Records from a dataset

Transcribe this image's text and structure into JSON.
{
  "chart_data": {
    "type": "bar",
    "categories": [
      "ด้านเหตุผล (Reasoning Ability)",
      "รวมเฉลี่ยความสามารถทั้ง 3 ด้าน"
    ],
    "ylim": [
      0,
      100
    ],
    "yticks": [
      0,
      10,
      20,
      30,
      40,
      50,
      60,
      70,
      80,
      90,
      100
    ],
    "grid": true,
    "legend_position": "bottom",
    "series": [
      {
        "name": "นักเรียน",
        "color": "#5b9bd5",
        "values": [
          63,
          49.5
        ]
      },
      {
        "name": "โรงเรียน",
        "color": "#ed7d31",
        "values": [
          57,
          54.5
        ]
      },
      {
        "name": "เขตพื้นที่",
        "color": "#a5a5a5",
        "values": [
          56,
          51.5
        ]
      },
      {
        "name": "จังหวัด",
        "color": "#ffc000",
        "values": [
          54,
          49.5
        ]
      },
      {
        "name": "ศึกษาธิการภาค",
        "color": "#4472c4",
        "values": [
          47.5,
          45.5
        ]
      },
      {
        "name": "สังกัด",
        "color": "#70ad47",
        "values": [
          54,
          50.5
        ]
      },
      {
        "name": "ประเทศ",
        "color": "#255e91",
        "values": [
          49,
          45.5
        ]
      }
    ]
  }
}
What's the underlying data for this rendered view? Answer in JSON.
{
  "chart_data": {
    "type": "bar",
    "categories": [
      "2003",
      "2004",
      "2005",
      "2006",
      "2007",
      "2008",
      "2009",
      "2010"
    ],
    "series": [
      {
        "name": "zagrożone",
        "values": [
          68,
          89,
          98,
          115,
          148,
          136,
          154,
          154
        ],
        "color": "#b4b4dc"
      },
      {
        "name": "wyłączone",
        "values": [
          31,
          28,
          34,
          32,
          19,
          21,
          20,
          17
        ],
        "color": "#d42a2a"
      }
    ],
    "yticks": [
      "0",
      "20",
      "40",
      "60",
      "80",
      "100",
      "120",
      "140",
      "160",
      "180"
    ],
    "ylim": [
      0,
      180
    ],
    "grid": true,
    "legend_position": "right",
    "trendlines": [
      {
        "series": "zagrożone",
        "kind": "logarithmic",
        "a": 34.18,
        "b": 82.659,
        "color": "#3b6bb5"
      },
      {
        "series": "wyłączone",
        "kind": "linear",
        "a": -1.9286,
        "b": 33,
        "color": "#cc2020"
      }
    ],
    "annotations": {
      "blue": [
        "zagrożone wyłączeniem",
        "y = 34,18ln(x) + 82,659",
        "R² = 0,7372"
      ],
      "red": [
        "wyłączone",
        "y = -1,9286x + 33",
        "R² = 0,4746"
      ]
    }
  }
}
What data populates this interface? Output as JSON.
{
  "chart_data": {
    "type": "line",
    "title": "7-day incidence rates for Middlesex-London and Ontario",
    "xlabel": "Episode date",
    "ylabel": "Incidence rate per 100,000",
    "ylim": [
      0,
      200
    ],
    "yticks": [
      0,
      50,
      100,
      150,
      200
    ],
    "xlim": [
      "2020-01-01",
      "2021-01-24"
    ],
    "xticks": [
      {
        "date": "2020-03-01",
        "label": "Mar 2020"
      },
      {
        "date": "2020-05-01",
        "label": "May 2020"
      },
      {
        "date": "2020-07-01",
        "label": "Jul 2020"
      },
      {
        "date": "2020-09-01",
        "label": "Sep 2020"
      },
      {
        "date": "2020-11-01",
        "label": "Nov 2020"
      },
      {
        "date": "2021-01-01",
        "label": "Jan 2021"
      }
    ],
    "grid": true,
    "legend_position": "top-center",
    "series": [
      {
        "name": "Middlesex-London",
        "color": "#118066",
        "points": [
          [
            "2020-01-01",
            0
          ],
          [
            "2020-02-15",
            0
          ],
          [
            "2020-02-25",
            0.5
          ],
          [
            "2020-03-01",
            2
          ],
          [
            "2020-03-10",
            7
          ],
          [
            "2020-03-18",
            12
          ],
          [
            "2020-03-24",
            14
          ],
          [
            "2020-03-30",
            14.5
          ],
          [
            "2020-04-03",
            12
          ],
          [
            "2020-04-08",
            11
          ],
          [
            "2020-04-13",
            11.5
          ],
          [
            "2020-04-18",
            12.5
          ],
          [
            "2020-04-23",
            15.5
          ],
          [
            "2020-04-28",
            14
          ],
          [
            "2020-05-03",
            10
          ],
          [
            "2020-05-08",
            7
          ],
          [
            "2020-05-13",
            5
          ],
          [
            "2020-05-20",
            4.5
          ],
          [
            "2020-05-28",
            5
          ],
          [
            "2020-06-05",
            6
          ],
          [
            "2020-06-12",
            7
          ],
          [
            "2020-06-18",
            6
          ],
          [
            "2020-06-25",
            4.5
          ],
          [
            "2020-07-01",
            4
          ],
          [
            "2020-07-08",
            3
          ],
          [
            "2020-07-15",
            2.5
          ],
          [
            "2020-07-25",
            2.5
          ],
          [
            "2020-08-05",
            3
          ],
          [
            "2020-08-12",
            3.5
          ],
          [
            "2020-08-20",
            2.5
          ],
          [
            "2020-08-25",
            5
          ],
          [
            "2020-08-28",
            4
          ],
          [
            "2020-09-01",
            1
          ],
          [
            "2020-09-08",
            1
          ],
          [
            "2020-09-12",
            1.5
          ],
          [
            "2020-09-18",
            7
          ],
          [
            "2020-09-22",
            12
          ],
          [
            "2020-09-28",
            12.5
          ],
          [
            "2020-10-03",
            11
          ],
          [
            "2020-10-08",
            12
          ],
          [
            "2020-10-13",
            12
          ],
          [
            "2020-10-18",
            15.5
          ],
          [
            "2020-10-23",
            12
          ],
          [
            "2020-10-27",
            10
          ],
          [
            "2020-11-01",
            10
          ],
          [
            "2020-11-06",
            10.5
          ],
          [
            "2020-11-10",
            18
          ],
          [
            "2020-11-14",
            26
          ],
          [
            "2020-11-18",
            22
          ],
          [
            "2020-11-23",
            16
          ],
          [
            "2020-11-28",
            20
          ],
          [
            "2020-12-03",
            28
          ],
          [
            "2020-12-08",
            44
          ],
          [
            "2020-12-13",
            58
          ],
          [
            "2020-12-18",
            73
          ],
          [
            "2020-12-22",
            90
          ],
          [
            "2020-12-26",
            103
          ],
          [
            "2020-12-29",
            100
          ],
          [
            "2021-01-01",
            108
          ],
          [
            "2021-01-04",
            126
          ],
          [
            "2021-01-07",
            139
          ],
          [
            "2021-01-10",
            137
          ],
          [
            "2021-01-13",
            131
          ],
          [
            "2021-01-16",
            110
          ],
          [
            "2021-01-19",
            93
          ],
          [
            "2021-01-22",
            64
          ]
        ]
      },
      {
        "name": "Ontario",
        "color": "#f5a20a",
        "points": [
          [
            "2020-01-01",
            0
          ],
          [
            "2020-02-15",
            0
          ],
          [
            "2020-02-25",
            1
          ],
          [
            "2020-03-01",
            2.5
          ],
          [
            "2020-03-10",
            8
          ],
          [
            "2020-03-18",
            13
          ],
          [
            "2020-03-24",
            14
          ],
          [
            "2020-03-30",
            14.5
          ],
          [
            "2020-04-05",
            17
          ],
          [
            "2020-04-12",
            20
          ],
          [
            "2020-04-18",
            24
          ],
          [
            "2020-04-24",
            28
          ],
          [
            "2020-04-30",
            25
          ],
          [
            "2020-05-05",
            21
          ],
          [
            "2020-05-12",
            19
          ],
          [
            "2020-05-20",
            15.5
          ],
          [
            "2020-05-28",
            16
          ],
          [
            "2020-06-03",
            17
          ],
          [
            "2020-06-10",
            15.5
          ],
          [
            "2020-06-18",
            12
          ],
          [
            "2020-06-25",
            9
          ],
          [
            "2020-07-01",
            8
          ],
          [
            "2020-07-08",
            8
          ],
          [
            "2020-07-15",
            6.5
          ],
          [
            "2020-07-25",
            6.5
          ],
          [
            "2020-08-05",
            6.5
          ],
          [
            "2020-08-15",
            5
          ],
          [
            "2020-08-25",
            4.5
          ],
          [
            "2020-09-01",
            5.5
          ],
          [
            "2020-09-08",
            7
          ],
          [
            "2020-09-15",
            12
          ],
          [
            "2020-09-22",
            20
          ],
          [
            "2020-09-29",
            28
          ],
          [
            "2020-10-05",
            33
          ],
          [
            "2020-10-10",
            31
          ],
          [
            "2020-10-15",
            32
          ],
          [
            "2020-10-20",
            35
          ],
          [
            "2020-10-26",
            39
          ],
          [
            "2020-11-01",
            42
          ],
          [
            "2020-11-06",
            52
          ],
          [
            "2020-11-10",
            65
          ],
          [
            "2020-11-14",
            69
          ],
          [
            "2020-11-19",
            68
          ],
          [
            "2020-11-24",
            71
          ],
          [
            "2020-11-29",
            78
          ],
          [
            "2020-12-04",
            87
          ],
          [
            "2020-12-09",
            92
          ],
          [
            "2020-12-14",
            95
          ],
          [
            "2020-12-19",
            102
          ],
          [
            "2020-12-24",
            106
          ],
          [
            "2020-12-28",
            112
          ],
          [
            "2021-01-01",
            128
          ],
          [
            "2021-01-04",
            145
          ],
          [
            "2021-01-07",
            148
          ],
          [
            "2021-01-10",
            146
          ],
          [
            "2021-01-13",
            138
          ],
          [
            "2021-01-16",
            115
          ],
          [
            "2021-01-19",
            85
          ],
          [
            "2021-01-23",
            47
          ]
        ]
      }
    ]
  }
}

- YOUR TASK: From the data above, pick out each line containing "date" and copy it.

- FINAL RESULT:
    "xlabel": "Episode date",
        "date": "2020-03-01",
        "date": "2020-05-01",
        "date": "2020-07-01",
        "date": "2020-09-01",
        "date": "2020-11-01",
        "date": "2021-01-01",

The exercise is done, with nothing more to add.